Collected data entries ->
== == ==
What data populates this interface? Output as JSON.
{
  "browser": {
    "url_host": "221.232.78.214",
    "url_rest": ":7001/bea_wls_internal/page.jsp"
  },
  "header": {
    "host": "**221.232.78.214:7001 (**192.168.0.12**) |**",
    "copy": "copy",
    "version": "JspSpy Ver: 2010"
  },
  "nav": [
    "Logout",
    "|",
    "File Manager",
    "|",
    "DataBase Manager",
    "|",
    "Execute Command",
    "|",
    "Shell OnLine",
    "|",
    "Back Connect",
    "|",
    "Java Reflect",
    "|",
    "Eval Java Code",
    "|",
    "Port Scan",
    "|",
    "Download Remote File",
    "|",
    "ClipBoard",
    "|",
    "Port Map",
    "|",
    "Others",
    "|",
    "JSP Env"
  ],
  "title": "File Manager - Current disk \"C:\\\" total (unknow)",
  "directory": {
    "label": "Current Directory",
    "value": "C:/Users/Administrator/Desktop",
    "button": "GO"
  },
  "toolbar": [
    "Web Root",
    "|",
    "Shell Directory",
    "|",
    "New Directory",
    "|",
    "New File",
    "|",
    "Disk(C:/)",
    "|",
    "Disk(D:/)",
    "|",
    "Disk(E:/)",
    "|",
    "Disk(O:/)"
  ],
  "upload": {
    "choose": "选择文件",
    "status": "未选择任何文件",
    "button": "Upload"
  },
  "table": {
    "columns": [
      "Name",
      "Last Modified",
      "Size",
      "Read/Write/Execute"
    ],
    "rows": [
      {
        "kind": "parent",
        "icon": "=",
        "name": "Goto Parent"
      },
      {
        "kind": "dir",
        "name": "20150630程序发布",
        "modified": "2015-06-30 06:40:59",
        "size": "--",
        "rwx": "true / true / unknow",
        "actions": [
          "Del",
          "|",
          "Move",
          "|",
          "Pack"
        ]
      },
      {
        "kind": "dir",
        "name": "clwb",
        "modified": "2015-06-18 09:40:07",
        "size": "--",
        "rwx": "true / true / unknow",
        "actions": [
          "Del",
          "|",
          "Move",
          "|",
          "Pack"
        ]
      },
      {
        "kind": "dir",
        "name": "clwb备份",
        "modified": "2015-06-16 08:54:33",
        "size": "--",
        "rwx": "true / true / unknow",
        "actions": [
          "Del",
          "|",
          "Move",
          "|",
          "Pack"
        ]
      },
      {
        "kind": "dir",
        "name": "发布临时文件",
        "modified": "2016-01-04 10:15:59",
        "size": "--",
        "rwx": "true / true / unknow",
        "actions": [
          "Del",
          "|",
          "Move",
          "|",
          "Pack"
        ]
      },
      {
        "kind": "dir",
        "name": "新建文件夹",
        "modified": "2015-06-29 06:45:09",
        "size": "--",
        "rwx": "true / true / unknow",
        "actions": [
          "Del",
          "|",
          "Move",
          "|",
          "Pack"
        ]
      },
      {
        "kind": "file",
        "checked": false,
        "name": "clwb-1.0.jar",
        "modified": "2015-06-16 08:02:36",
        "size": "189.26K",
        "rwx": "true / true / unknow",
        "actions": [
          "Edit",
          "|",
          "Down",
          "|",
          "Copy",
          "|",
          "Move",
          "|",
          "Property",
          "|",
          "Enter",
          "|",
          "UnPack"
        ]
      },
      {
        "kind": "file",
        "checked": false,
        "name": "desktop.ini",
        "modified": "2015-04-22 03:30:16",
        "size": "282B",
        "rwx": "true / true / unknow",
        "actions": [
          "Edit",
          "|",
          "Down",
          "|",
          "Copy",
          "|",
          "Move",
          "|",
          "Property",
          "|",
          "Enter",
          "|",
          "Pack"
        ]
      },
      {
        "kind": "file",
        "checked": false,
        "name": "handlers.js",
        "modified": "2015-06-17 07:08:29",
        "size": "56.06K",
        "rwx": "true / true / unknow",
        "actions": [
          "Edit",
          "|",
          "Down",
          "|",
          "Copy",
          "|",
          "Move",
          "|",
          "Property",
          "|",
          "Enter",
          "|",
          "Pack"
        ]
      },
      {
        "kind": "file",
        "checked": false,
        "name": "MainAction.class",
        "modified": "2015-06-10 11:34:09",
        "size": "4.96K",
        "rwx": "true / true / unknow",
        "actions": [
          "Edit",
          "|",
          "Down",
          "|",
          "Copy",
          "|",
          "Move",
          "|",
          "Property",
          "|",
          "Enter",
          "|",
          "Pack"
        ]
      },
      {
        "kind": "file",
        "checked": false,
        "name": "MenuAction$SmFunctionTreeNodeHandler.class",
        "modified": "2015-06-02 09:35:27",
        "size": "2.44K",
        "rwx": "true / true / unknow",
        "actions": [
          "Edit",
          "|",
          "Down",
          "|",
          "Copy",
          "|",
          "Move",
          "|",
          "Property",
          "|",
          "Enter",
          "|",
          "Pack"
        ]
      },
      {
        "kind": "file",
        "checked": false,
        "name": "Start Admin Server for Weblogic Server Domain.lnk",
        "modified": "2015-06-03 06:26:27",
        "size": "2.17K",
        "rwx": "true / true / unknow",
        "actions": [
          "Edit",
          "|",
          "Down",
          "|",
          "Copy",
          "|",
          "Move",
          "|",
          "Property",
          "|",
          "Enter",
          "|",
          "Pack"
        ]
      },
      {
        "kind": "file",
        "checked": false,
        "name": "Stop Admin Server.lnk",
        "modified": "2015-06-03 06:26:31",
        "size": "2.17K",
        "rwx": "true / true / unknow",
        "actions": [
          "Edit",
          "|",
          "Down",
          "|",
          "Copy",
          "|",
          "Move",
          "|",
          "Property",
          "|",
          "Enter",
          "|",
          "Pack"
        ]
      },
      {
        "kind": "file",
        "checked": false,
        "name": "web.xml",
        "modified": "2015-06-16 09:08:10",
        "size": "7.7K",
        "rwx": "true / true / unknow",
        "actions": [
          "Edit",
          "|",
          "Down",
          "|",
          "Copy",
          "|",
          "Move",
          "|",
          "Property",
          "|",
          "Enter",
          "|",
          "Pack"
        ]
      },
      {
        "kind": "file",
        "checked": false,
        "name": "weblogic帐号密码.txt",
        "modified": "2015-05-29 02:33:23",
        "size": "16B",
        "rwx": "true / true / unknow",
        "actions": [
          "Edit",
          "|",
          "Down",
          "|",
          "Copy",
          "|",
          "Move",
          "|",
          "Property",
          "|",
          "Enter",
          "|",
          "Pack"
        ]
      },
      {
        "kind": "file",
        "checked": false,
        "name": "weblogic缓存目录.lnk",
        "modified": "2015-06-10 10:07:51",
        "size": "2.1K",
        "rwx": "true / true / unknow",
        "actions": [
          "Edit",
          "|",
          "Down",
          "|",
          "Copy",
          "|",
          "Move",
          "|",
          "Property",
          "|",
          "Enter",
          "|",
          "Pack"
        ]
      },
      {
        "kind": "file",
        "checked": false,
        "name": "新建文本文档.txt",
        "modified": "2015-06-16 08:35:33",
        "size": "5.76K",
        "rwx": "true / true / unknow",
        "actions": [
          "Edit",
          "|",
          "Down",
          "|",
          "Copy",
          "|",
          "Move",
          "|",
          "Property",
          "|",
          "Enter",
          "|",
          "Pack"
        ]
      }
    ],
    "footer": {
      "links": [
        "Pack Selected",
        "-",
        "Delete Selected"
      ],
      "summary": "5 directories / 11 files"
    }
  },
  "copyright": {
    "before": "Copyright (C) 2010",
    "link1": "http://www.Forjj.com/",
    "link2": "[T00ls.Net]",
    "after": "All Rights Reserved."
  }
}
== == ==
Exercise directions -> Repeat the listing exactly, from its first line to its last.

The solution ->
What data populates this interface? Output as JSON.
{
  "browser": {
    "url_host": "221.232.78.214",
    "url_rest": ":7001/bea_wls_internal/page.jsp"
  },
  "header": {
    "host": "**221.232.78.214:7001 (**192.168.0.12**) |**",
    "copy": "copy",
    "version": "JspSpy Ver: 2010"
  },
  "nav": [
    "Logout",
    "|",
    "File Manager",
    "|",
    "DataBase Manager",
    "|",
    "Execute Command",
    "|",
    "Shell OnLine",
    "|",
    "Back Connect",
    "|",
    "Java Reflect",
    "|",
    "Eval Java Code",
    "|",
    "Port Scan",
    "|",
    "Download Remote File",
    "|",
    "ClipBoard",
    "|",
    "Port Map",
    "|",
    "Others",
    "|",
    "JSP Env"
  ],
  "title": "File Manager - Current disk \"C:\\\" total (unknow)",
  "directory": {
    "label": "Current Directory",
    "value": "C:/Users/Administrator/Desktop",
    "button": "GO"
  },
  "toolbar": [
    "Web Root",
    "|",
    "Shell Directory",
    "|",
    "New Directory",
    "|",
    "New File",
    "|",
    "Disk(C:/)",
    "|",
    "Disk(D:/)",
    "|",
    "Disk(E:/)",
    "|",
    "Disk(O:/)"
  ],
  "upload": {
    "choose": "选择文件",
    "status": "未选择任何文件",
    "button": "Upload"
  },
  "table": {
    "columns": [
      "Name",
      "Last Modified",
      "Size",
      "Read/Write/Execute"
    ],
    "rows": [
      {
        "kind": "parent",
        "icon": "=",
        "name": "Goto Parent"
      },
      {
        "kind": "dir",
        "name": "20150630程序发布",
        "modified": "2015-06-30 06:40:59",
        "size": "--",
        "rwx": "true / true / unknow",
        "actions": [
          "Del",
          "|",
          "Move",
          "|",
          "Pack"
        ]
      },
      {
        "kind": "dir",
        "name": "clwb",
        "modified": "2015-06-18 09:40:07",
        "size": "--",
        "rwx": "true / true / unknow",
        "actions": [
          "Del",
          "|",
          "Move",
          "|",
          "Pack"
        ]
      },
      {
        "kind": "dir",
        "name": "clwb备份",
        "modified": "2015-06-16 08:54:33",
        "size": "--",
        "rwx": "true / true / unknow",
        "actions": [
          "Del",
          "|",
          "Move",
          "|",
          "Pack"
        ]
      },
      {
        "kind": "dir",
        "name": "发布临时文件",
        "modified": "2016-01-04 10:15:59",
        "size": "--",
        "rwx": "true / true / unknow",
        "actions": [
          "Del",
          "|",
          "Move",
          "|",
          "Pack"
        ]
      },
      {
        "kind": "dir",
        "name": "新建文件夹",
        "modified": "2015-06-29 06:45:09",
        "size": "--",
        "rwx": "true / true / unknow",
        "actions": [
          "Del",
          "|",
          "Move",
          "|",
          "Pack"
        ]
      },
      {
        "kind": "file",
        "checked": false,
        "name": "clwb-1.0.jar",
        "modified": "2015-06-16 08:02:36",
        "size": "189.26K",
        "rwx": "true / true / unknow",
        "actions": [
          "Edit",
          "|",
          "Down",
          "|",
          "Copy",
          "|",
          "Move",
          "|",
          "Property",
          "|",
          "Enter",
          "|",
          "UnPack"
        ]
      },
      {
        "kind": "file",
        "checked": false,
        "name": "desktop.ini",
        "modified": "2015-04-22 03:30:16",
        "size": "282B",
        "rwx": "true / true / unknow",
        "actions": [
          "Edit",
          "|",
          "Down",
          "|",
          "Copy",
          "|",
          "Move",
          "|",
          "Property",
          "|",
          "Enter",
          "|",
          "Pack"
        ]
      },
      {
        "kind": "file",
        "checked": false,
        "name": "handlers.js",
        "modified": "2015-06-17 07:08:29",
        "size": "56.06K",
        "rwx": "true / true / unknow",
        "actions": [
          "Edit",
          "|",
          "Down",
          "|",
          "Copy",
          "|",
          "Move",
          "|",
          "Property",
          "|",
          "Enter",
          "|",
          "Pack"
        ]
      },
      {
        "kind": "file",
        "checked": false,
        "name": "MainAction.class",
        "modified": "2015-06-10 11:34:09",
        "size": "4.96K",
        "rwx": "true / true / unknow",
        "actions": [
          "Edit",
          "|",
          "Down",
          "|",
          "Copy",
          "|",
          "Move",
          "|",
          "Property",
          "|",
          "Enter",
          "|",
          "Pack"
        ]
      },
      {
        "kind": "file",
        "checked": false,
        "name": "MenuAction$SmFunctionTreeNodeHandler.class",
        "modified": "2015-06-02 09:35:27",
        "size": "2.44K",
        "rwx": "true / true / unknow",
        "actions": [
          "Edit",
          "|",
          "Down",
          "|",
          "Copy",
          "|",
          "Move",
          "|",
          "Property",
          "|",
          "Enter",
          "|",
          "Pack"
        ]
      },
      {
        "kind": "file",
        "checked": false,
        "name": "Start Admin Server for Weblogic Server Domain.lnk",
        "modified": "2015-06-03 06:26:27",
        "size": "2.17K",
        "rwx": "true / true / unknow",
        "actions": [
          "Edit",
          "|",
          "Down",
          "|",
          "Copy",
          "|",
          "Move",
          "|",
          "Property",
          "|",
          "Enter",
          "|",
          "Pack"
        ]
      },
      {
        "kind": "file",
        "checked": false,
        "name": "Stop Admin Server.lnk",
        "modified": "2015-06-03 06:26:31",
        "size": "2.17K",
        "rwx": "true / true / unknow",
        "actions": [
          "Edit",
          "|",
          "Down",
          "|",
          "Copy",
          "|",
          "Move",
          "|",
          "Property",
          "|",
          "Enter",
          "|",
          "Pack"
        ]
      },
      {
        "kind": "file",
        "checked": false,
        "name": "web.xml",
        "modified": "2015-06-16 09:08:10",
        "size": "7.7K",
        "rwx": "true / true / unknow",
        "actions": [
          "Edit",
          "|",
          "Down",
          "|",
          "Copy",
          "|",
          "Move",
          "|",
          "Property",
          "|",
          "Enter",
          "|",
          "Pack"
        ]
      },
      {
        "kind": "file",
        "checked": false,
        "name": "weblogic帐号密码.txt",
        "modified": "2015-05-29 02:33:23",
        "size": "16B",
        "rwx": "true / true / unknow",
        "actions": [
          "Edit",
          "|",
          "Down",
          "|",
          "Copy",
          "|",
          "Move",
          "|",
          "Property",
          "|",
          "Enter",
          "|",
          "Pack"
        ]
      },
      {
        "kind": "file",
        "checked": false,
        "name": "weblogic缓存目录.lnk",
        "modified": "2015-06-10 10:07:51",
        "size": "2.1K",
        "rwx": "true / true / unknow",
        "actions": [
          "Edit",
          "|",
          "Down",
          "|",
          "Copy",
          "|",
          "Move",
          "|",
          "Property",
          "|",
          "Enter",
          "|",
          "Pack"
        ]
      },
      {
        "kind": "file",
        "checked": false,
        "name": "新建文本文档.txt",
        "modified": "2015-06-16 08:35:33",
        "size": "5.76K",
        "rwx": "true / true / unknow",
        "actions": [
          "Edit",
          "|",
          "Down",
          "|",
          "Copy",
          "|",
          "Move",
          "|",
          "Property",
          "|",
          "Enter",
          "|",
          "Pack"
        ]
      }
    ],
    "footer": {
      "links": [
        "Pack Selected",
        "-",
        "Delete Selected"
      ],
      "summary": "5 directories / 11 files"
    }
  },
  "copyright": {
    "before": "Copyright (C) 2010",
    "link1": "http://www.Forjj.com/",
    "link2": "[T00ls.Net]",
    "after": "All Rights Reserved."
  }
}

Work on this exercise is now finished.